**Objetivo do exercício:** Reproduza, por favor, sem alterações o trecho do texto de origem que vai de "Segundo Hume, o" até "à realidade empírica.".

**Texto de origem:**
Seguindo esta mesma linha de pensamento, o filósofo norte-americano Alexander Rosenberg (1946 - ) afirma que a interação entre a ciência e a filosofia, especialmente o modo como as teorias e descobertas científicas impactam a filosofia, demonstram como uma é indispensável à compreensão da outra. Rosenberg estabelece uma definição funcional da filosofia, separando-a em dois grupos, de acordo com as questões que tratam: no primeiro grupo estariam as “questões a que a ciência – física, biológica, social e comportamental – não pode responder agora e talvez nunca seja capaz de responder”; no segundo grupo estariam as “questões sobre o motivo pelo qual as ciências não conseguem responder à primeira série de questões” (ROSEMBERG, 2009, p. 17). Certamente, as tentativas de definições gerais sobre o conceito de informação, as exaustivas discussões sobre o tema, assim como os esforços para a construção de uma teoria unificada da informação (HOFKIRCHNER, 1999), se encaixam na categoria de problemas que a Ciência da Informação não tem conseguido responder e que, sem um relacionamento estreito com a filosofia, talvez nunca consiga.

segunda-feira, 25 de junho de 2012

A subjetividade do conhecimento - III


A subjetividade do conhecimento, em uma acepção fenomenológica, está relacionada às diversas perspectivas possíveis de apreensão das características de um objeto, evento ou fontes de informação. Já a falta de neutralidade está associada aos fatores que influenciam a interpretação do investigador sobre suas experiências. De acordo com Sayão (2000), a informação é um fenômeno que: “[...] tem muitas faces e estas faces podem ser abordadas a partir de uma variedade muito grande de referenciais. Cada novo ângulo revela aspectos diferentes do fenômeno, mas nenhum o revela completamente”.
À Husserl (2001), devemos a ideia fundamental “de que só se pode alcançar o entendimento que se quer através de uma análise fenomenológica da essência dos atos em questão, que são atos da ‘imaginação’, em um sentido abrangente e tradicional de Hant e Hume”.
Segundo Hume, o entendimento humano distingue, com suas limitações cognitivas e propensão a erros cognitivos, o que a imaginação apreendeu ao observar um fenômeno. Entretanto, o reconhecimento prévio desta falhabilidade humana induz uma busca pelo refinamento do entendimento. Deste modo, reforçando a tese da inexistência de uma causalidade obrigatória de distorções, entendemos que, apesar do investigador ter uma percepção própria dos fenômenos experenciados, baseada em suas crenças e conhecimentos prévios, e portanto sem neutralidade, isto não implica que sua interpretação, apoiada em técnicas e metodologias científicas, será necessariamente distorcida em relação à realidade empírica.

**Conteúdo da listagem:**
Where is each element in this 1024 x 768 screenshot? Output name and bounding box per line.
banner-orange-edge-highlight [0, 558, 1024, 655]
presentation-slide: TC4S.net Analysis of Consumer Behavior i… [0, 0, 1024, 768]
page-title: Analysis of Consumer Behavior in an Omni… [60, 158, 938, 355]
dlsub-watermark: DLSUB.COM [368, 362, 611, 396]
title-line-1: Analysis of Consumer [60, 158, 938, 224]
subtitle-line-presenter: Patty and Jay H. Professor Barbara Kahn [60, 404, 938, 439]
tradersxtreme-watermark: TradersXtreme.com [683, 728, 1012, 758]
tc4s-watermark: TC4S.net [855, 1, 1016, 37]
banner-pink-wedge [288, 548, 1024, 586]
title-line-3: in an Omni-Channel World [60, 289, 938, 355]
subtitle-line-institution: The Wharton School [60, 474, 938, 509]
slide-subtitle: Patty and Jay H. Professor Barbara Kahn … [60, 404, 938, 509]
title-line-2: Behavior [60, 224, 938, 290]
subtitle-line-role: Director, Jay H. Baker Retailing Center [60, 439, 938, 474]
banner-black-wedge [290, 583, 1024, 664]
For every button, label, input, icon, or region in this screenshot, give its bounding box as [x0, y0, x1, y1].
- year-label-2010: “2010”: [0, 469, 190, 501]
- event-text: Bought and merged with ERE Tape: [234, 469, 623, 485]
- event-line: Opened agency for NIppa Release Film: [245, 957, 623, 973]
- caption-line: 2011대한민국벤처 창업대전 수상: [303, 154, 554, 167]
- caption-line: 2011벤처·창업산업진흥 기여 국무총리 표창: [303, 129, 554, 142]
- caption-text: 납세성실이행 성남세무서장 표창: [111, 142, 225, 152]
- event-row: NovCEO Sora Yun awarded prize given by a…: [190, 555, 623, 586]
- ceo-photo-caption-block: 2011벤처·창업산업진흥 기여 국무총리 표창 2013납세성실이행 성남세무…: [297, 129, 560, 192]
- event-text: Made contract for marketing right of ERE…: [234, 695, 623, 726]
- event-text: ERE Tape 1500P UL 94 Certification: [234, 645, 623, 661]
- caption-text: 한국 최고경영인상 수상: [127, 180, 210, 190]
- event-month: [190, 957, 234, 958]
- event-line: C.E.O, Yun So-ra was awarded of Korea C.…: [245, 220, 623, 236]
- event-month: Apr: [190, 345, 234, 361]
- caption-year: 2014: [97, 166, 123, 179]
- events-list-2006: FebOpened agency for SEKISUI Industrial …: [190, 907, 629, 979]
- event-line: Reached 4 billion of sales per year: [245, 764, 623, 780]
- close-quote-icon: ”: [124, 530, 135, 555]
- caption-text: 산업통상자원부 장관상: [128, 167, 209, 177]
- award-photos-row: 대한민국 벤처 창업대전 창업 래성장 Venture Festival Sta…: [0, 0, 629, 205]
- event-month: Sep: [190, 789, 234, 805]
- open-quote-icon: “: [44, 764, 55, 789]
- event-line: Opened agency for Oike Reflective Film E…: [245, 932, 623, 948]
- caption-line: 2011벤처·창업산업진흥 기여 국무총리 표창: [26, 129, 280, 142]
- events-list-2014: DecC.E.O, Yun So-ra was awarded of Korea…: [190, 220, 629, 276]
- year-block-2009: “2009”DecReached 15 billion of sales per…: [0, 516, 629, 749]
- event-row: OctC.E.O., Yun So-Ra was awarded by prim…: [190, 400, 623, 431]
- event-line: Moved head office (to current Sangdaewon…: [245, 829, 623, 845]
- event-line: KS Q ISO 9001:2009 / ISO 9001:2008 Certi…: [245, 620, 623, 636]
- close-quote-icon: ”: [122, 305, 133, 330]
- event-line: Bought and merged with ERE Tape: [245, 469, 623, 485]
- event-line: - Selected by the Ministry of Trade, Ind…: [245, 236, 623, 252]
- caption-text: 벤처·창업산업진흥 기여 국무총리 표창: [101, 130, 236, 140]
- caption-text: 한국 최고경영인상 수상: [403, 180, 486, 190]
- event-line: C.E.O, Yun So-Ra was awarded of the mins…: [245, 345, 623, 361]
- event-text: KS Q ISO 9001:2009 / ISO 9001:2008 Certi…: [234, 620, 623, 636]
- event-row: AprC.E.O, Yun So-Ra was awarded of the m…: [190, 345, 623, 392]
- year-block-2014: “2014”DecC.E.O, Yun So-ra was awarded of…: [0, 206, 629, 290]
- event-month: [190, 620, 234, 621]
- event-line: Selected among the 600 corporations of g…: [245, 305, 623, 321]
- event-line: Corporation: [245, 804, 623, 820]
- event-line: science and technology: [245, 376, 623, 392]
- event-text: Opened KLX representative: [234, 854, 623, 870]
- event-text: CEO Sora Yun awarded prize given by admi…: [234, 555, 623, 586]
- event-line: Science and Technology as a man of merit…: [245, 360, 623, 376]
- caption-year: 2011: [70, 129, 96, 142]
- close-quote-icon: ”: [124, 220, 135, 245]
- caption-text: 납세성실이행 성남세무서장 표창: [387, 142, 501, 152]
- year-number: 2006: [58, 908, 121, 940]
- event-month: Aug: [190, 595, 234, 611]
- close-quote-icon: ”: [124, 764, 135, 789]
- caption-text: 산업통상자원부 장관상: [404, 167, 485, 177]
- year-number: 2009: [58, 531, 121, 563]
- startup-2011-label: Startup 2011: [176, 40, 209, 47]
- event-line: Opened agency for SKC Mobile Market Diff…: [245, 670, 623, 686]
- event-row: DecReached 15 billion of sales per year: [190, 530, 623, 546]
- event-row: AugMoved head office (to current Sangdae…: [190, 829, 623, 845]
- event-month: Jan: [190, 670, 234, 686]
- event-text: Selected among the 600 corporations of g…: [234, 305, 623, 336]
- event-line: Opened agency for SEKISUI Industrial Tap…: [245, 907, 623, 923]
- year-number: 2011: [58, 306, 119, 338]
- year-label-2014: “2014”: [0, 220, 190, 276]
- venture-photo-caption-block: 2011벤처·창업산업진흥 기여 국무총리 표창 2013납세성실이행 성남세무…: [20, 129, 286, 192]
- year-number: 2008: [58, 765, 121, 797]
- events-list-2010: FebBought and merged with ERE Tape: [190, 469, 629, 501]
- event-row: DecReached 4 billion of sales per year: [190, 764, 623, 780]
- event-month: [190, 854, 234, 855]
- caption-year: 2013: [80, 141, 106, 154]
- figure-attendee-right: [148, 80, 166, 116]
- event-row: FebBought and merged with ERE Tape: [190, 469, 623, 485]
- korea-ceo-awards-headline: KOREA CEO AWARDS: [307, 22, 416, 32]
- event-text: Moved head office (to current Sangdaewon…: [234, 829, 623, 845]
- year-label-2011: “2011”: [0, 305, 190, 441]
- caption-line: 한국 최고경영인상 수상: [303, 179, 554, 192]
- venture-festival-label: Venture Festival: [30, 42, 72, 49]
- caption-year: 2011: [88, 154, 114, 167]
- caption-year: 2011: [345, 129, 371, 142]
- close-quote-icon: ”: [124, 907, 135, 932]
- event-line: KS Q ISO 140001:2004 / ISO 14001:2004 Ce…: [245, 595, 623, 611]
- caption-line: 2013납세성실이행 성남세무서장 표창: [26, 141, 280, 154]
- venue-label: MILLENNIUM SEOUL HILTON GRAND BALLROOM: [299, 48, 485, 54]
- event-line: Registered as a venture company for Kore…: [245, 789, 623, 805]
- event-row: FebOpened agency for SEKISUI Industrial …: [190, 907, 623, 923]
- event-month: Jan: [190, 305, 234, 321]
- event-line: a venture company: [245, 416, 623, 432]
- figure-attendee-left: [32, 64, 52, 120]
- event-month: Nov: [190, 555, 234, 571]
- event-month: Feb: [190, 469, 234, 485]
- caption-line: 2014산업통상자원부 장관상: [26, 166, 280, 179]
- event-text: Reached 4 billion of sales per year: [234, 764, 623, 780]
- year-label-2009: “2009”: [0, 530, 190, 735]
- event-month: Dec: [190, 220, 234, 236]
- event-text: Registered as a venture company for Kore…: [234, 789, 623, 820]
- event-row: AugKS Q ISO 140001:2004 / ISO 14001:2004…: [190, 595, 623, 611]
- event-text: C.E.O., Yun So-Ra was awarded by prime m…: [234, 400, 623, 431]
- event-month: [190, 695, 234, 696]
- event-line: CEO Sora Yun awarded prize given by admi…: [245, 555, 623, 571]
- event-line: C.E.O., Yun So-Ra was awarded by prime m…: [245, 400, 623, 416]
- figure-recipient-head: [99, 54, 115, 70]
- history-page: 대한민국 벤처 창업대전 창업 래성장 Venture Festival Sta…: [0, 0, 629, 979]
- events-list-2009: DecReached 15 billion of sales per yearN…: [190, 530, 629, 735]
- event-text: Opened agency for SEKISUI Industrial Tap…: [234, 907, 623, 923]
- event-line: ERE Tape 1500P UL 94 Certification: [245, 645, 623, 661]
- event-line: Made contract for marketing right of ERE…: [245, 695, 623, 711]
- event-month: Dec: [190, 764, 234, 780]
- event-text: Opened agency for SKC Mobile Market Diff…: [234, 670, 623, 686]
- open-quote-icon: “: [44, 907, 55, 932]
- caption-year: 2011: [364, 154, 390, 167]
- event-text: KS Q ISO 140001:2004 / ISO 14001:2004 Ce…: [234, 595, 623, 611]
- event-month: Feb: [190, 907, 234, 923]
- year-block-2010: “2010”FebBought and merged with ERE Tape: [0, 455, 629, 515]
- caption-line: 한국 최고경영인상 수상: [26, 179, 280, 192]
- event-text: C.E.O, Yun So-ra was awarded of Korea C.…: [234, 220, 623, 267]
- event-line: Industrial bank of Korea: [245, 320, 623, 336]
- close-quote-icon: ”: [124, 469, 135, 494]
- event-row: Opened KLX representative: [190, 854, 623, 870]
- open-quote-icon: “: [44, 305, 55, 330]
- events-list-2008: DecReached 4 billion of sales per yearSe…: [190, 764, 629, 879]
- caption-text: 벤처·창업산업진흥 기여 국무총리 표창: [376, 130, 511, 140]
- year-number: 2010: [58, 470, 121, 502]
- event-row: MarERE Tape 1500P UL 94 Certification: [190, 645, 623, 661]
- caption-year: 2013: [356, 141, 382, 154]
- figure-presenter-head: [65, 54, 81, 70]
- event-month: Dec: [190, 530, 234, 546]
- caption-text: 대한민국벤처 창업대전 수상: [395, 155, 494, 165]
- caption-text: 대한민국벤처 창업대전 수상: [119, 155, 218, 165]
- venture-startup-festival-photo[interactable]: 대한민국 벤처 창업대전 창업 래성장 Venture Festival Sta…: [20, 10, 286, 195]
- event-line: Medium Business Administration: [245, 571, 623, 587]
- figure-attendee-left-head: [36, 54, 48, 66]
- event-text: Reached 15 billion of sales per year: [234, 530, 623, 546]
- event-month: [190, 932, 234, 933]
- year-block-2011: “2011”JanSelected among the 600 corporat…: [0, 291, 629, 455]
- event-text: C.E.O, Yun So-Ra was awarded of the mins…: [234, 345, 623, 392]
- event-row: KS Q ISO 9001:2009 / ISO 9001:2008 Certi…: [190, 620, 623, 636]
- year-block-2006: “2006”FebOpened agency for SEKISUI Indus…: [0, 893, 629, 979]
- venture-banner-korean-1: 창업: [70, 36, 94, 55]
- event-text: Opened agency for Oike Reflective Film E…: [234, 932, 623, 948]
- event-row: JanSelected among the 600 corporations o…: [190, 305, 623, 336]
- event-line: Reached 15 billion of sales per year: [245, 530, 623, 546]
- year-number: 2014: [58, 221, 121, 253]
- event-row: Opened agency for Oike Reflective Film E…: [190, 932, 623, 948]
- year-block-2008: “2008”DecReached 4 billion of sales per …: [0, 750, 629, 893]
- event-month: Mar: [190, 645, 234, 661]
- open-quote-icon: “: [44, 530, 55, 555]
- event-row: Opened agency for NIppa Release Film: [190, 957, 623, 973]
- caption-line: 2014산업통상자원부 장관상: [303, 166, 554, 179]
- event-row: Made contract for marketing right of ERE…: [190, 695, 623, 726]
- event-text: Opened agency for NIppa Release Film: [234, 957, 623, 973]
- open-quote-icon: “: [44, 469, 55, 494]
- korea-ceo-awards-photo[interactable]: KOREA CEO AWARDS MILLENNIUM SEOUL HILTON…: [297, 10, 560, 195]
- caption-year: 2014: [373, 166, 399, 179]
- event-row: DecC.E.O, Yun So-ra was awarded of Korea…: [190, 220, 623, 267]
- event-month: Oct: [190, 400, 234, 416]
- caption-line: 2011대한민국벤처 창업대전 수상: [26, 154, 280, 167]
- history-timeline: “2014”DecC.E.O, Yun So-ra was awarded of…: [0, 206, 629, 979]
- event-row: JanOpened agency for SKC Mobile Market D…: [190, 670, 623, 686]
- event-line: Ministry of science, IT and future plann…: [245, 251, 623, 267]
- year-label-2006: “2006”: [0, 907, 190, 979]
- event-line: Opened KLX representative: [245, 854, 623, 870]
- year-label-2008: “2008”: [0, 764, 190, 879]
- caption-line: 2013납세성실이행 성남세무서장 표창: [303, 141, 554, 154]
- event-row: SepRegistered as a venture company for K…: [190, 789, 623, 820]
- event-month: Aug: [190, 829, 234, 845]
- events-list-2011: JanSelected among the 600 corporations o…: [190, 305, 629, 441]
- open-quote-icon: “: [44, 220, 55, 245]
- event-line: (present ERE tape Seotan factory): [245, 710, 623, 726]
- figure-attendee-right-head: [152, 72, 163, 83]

**Resposta do exercício:**
Segundo Hume, o entendimento humano distingue, com suas limitações cognitivas e propensão a erros cognitivos, o que a imaginação apreendeu ao observar um fenômeno. Entretanto, o reconhecimento prévio desta falhabilidade humana induz uma busca pelo refinamento do entendimento. Deste modo, reforçando a tese da inexistência de uma causalidade obrigatória de distorções, entendemos que, apesar do investigador ter uma percepção própria dos fenômenos experenciados, baseada em suas crenças e conhecimentos prévios, e portanto sem neutralidade, isto não implica que sua interpretação, apoiada em técnicas e metodologias científicas, será necessariamente distorcida em relação à realidade empírica.